==== Material provided ====
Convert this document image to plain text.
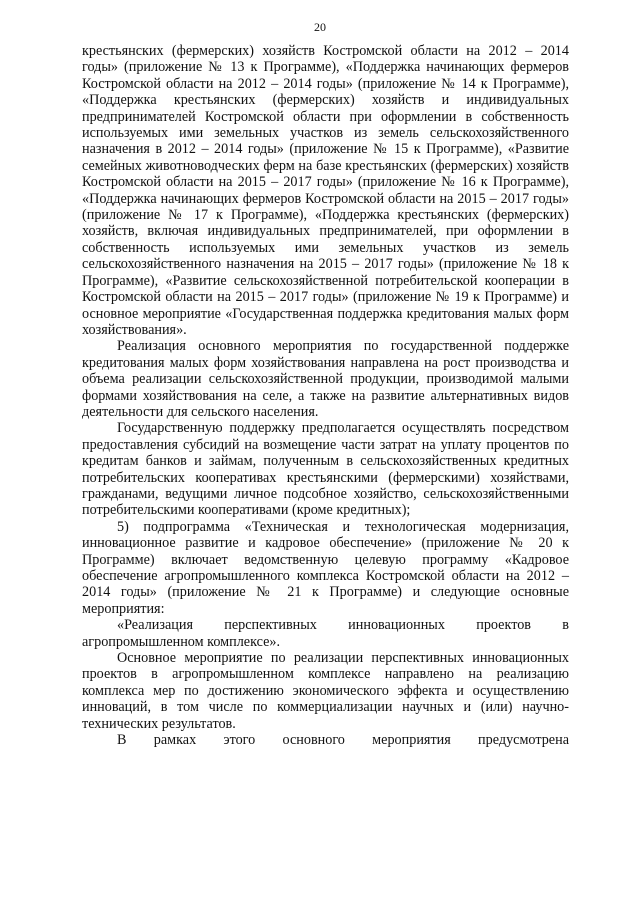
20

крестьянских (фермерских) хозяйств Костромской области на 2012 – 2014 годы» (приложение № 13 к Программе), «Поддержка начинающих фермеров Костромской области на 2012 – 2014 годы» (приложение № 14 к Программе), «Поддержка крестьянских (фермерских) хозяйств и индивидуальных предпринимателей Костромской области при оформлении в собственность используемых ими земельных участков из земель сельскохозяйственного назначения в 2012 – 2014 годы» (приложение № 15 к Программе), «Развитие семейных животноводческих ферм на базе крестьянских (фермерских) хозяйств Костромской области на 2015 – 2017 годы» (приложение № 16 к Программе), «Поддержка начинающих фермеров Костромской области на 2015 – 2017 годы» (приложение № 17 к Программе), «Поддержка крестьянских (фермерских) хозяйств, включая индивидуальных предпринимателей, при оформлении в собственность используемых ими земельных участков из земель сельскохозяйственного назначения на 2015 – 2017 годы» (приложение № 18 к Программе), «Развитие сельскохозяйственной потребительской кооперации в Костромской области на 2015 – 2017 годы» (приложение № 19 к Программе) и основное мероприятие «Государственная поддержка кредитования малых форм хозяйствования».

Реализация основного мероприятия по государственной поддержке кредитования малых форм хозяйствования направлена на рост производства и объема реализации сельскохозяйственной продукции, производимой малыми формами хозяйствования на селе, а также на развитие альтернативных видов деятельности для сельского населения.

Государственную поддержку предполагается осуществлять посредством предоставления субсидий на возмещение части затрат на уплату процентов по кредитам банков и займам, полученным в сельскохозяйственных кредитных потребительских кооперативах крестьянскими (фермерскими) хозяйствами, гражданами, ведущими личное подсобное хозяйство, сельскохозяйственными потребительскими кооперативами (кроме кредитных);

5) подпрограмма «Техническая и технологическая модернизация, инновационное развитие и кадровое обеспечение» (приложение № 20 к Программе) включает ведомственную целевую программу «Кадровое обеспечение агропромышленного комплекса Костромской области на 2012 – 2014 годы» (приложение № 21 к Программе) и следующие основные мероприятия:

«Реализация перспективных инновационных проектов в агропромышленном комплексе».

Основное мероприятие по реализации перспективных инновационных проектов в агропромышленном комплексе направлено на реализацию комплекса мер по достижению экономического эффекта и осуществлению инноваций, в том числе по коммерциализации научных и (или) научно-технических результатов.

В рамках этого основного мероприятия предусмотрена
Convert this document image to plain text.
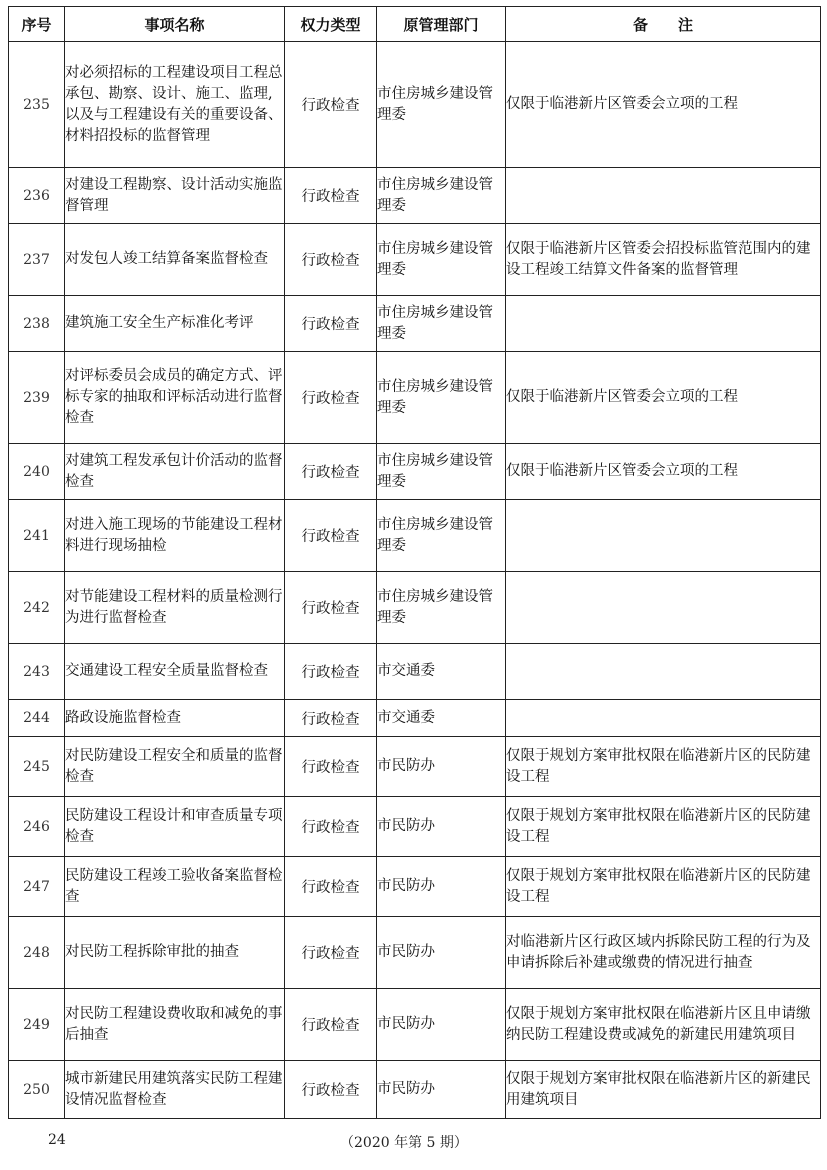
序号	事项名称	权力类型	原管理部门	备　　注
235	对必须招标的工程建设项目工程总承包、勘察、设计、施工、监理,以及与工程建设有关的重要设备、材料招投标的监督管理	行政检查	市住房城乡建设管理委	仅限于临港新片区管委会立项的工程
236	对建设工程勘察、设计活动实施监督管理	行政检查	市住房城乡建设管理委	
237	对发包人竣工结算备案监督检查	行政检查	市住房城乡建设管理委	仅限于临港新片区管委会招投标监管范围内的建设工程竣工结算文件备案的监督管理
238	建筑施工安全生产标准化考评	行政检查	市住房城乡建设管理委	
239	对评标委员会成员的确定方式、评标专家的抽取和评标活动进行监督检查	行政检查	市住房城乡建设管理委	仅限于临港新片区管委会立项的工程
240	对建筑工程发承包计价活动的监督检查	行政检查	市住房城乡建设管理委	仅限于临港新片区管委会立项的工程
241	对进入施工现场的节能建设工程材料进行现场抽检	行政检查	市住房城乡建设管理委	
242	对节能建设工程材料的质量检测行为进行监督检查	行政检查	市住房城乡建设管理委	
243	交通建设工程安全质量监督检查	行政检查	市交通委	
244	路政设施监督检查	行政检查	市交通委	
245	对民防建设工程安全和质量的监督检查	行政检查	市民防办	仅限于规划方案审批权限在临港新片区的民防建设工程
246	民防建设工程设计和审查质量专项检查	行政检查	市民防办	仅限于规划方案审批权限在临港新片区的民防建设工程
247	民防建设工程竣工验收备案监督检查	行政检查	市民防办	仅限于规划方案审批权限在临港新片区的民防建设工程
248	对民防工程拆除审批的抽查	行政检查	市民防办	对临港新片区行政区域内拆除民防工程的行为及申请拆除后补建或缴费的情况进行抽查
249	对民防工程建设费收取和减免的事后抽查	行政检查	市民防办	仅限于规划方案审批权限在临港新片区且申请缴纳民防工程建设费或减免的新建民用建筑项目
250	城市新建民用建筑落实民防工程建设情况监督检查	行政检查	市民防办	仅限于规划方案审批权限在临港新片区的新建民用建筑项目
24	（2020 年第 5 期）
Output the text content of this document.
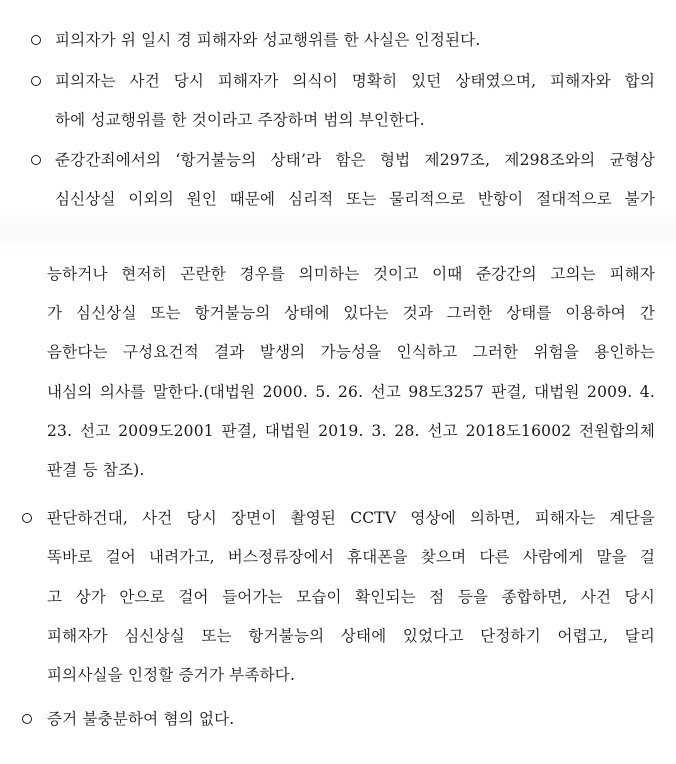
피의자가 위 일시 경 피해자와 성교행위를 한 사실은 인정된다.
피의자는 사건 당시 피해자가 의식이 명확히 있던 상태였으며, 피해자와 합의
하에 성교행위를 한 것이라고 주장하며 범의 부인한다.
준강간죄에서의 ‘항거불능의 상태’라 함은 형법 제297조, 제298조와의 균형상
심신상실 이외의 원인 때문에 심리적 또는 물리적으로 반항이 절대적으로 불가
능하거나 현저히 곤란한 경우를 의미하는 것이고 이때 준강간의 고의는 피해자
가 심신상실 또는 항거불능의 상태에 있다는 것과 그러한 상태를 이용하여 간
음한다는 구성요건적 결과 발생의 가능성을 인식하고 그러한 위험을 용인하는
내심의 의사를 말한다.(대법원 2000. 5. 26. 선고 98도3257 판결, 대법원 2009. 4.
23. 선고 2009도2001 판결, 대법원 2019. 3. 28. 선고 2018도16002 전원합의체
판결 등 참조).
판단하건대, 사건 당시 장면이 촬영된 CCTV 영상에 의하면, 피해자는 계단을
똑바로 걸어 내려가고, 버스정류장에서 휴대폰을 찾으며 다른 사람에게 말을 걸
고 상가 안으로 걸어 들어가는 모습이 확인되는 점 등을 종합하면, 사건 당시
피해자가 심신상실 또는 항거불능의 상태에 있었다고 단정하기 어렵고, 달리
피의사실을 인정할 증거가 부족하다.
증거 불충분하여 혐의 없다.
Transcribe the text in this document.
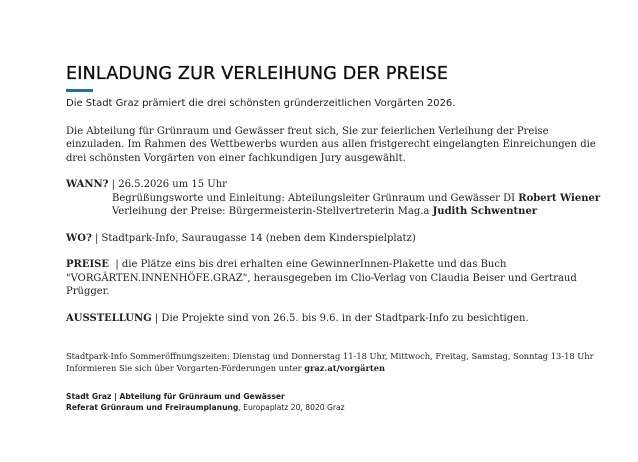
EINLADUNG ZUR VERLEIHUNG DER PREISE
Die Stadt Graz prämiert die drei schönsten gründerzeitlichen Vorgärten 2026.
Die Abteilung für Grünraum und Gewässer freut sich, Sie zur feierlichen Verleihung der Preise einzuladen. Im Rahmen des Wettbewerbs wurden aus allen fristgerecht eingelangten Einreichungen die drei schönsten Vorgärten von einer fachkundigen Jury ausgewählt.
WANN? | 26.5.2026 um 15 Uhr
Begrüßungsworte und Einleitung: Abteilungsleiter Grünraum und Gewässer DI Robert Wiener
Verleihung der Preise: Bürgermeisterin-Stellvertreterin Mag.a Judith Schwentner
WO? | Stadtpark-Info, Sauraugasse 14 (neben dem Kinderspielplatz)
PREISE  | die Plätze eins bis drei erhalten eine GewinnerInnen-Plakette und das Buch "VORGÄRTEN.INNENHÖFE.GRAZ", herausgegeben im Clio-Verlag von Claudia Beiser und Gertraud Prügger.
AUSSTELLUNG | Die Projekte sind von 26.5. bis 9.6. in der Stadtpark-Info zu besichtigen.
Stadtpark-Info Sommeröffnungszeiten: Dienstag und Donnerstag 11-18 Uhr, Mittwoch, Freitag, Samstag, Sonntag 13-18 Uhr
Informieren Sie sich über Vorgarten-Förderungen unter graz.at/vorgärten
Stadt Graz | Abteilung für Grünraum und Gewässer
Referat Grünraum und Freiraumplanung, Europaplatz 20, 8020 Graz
====
[Given request] Reproduce every line from the entries that holds the word "агропромышленном".

[Exercise output]
«Реализация перспективных инновационных проектов в агропромышленном комплексе».
Основное мероприятие по реализации перспективных инновационных проектов в агропромышленном комплексе направлено на реализацию комплекса мер по достижению экономического эффекта и осуществлению инноваций, в том числе по коммерциализации научных и (или) научно-технических результатов.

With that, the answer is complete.